=== Begin Enclosure ===

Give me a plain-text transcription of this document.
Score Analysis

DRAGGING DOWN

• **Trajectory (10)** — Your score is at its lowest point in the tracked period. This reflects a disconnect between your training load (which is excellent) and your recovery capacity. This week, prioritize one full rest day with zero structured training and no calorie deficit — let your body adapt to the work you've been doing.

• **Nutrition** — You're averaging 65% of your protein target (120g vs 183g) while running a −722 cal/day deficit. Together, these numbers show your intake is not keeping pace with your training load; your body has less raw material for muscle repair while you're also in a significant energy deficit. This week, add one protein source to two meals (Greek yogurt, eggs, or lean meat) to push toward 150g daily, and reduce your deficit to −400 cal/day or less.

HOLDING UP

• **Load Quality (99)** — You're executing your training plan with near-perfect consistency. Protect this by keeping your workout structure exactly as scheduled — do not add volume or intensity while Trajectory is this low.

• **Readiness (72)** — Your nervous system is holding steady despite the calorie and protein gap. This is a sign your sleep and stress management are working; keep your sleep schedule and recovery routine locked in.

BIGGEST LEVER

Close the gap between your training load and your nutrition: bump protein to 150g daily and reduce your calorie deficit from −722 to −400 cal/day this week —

=== End Enclosure ===

▶ _TASK PROMPT_:
Without any change, reproduce the data in full.

▶ _OUTPUT FOR THIS EXERCISE_:
Give me a plain-text transcription of this document.
Score Analysis

DRAGGING DOWN

• **Trajectory (10)** — Your score is at its lowest point in the tracked period. This reflects a disconnect between your training load (which is excellent) and your recovery capacity. This week, prioritize one full rest day with zero structured training and no calorie deficit — let your body adapt to the work you've been doing.

• **Nutrition** — You're averaging 65% of your protein target (120g vs 183g) while running a −722 cal/day deficit. Together, these numbers show your intake is not keeping pace with your training load; your body has less raw material for muscle repair while you're also in a significant energy deficit. This week, add one protein source to two meals (Greek yogurt, eggs, or lean meat) to push toward 150g daily, and reduce your deficit to −400 cal/day or less.

HOLDING UP

• **Load Quality (99)** — You're executing your training plan with near-perfect consistency. Protect this by keeping your workout structure exactly as scheduled — do not add volume or intensity while Trajectory is this low.

• **Readiness (72)** — Your nervous system is holding steady despite the calorie and protein gap. This is a sign your sleep and stress management are working; keep your sleep schedule and recovery routine locked in.

BIGGEST LEVER

Close the gap between your training load and your nutrition: bump protein to 150g daily and reduce your calorie deficit from −722 to −400 cal/day this week —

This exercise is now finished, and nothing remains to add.